● CHALLENGE:
Search the material for the string "title", then return every line where it is found.

● DATA PROVIDED:
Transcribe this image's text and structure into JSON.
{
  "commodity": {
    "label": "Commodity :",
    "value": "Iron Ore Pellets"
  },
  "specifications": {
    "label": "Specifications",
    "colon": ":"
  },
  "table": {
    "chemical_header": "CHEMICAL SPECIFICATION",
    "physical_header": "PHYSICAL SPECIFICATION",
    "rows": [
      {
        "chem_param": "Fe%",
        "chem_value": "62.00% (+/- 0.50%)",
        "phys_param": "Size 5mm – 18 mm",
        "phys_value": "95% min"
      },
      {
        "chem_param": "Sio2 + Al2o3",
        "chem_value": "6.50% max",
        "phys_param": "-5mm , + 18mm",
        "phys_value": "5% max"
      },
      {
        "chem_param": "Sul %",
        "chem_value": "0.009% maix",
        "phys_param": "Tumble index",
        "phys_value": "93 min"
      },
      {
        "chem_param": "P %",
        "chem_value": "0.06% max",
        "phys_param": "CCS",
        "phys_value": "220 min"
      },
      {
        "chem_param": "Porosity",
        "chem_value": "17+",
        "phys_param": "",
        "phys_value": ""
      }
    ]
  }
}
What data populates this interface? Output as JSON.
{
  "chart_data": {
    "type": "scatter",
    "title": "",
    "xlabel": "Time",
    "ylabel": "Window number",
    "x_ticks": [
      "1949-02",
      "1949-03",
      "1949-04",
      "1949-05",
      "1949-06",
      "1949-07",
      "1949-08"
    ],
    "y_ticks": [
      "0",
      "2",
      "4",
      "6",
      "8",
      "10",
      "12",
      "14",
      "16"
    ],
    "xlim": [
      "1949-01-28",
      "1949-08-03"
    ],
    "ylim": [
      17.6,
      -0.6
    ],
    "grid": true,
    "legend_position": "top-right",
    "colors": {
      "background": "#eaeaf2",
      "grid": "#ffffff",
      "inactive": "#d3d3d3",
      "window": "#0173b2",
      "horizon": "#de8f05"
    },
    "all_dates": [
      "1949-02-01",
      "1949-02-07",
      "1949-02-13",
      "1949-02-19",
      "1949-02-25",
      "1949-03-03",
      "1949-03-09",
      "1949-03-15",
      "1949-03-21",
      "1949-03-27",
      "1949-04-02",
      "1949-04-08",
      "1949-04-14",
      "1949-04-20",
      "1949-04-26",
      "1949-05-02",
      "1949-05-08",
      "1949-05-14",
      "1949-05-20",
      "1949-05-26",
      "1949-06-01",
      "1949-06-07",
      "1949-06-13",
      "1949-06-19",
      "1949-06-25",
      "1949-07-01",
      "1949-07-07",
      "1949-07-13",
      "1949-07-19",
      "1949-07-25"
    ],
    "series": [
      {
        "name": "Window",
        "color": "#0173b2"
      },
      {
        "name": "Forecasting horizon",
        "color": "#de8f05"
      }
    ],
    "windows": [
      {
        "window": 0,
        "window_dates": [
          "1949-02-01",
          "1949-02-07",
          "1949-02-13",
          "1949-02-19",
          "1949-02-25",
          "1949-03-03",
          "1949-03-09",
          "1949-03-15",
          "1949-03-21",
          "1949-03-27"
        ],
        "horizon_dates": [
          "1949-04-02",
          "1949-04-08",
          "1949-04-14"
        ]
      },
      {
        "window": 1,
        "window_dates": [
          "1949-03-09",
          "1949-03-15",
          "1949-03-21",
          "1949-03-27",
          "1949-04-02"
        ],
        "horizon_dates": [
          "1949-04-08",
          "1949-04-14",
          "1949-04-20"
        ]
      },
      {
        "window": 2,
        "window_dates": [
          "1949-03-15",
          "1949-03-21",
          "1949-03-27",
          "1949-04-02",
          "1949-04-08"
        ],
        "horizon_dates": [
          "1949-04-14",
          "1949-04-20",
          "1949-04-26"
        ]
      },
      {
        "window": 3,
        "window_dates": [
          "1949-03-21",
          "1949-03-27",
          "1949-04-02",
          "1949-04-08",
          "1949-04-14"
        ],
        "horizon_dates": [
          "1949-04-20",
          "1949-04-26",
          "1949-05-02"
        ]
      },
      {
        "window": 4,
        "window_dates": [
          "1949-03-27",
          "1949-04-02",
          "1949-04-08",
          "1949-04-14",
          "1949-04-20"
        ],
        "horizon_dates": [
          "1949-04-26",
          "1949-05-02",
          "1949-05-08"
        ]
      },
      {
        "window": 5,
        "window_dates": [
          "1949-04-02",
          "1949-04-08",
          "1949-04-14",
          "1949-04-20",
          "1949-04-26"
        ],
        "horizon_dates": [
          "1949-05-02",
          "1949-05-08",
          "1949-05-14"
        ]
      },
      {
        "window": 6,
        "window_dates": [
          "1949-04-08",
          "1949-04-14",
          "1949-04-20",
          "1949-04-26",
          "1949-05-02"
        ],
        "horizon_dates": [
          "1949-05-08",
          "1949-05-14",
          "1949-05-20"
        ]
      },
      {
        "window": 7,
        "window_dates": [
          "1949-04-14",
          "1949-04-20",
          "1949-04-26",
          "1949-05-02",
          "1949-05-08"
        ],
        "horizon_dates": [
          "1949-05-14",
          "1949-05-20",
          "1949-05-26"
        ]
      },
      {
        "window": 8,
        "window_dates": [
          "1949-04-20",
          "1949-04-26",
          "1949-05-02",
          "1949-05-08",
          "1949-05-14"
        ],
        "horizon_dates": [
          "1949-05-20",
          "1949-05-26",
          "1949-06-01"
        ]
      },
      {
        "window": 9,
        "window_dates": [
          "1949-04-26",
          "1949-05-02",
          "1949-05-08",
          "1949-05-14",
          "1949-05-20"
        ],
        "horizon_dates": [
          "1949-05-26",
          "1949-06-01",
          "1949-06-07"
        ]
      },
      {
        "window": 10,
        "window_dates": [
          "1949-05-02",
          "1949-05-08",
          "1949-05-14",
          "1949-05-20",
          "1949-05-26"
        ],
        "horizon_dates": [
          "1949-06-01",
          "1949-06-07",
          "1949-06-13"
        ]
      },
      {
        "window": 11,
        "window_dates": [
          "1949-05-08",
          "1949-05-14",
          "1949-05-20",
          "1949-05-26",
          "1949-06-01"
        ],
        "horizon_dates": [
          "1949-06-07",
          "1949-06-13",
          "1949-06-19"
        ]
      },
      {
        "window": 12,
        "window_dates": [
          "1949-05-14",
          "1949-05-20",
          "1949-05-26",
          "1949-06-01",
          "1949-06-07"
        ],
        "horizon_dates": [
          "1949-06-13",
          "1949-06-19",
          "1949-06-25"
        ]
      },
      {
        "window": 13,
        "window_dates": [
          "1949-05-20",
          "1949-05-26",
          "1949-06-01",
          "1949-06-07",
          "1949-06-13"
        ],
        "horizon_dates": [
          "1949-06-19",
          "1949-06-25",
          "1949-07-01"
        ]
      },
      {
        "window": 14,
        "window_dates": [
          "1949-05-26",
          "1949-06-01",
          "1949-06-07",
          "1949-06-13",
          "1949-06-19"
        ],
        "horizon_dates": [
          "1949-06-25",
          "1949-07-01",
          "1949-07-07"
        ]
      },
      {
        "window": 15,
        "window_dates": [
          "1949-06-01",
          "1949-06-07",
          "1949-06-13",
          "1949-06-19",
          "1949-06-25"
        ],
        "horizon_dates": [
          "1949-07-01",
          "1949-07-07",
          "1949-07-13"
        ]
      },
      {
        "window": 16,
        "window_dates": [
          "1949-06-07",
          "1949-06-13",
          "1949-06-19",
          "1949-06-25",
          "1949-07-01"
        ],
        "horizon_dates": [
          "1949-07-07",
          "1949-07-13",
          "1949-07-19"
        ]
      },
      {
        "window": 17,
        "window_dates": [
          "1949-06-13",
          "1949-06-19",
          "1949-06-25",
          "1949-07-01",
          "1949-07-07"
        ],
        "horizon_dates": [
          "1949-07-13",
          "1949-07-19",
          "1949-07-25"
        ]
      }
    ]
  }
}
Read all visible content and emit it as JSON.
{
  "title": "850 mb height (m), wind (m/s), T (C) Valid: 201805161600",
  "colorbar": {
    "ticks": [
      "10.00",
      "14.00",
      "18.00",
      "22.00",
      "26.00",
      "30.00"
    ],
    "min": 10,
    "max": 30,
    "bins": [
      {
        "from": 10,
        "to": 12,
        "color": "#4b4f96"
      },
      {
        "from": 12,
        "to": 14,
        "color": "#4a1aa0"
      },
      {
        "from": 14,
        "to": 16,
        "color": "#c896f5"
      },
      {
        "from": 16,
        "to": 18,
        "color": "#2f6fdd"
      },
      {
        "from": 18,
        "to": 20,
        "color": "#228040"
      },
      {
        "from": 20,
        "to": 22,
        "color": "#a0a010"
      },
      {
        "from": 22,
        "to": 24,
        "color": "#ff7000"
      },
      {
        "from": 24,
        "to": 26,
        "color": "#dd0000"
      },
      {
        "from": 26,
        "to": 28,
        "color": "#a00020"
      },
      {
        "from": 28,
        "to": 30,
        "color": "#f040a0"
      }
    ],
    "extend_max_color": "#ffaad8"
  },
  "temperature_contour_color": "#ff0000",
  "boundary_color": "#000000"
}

● RESPONSE TO THE EXERCISE:
    "title": "",
  "title": "850 mb height (m), wind (m/s), T (C) Valid: 201805161600",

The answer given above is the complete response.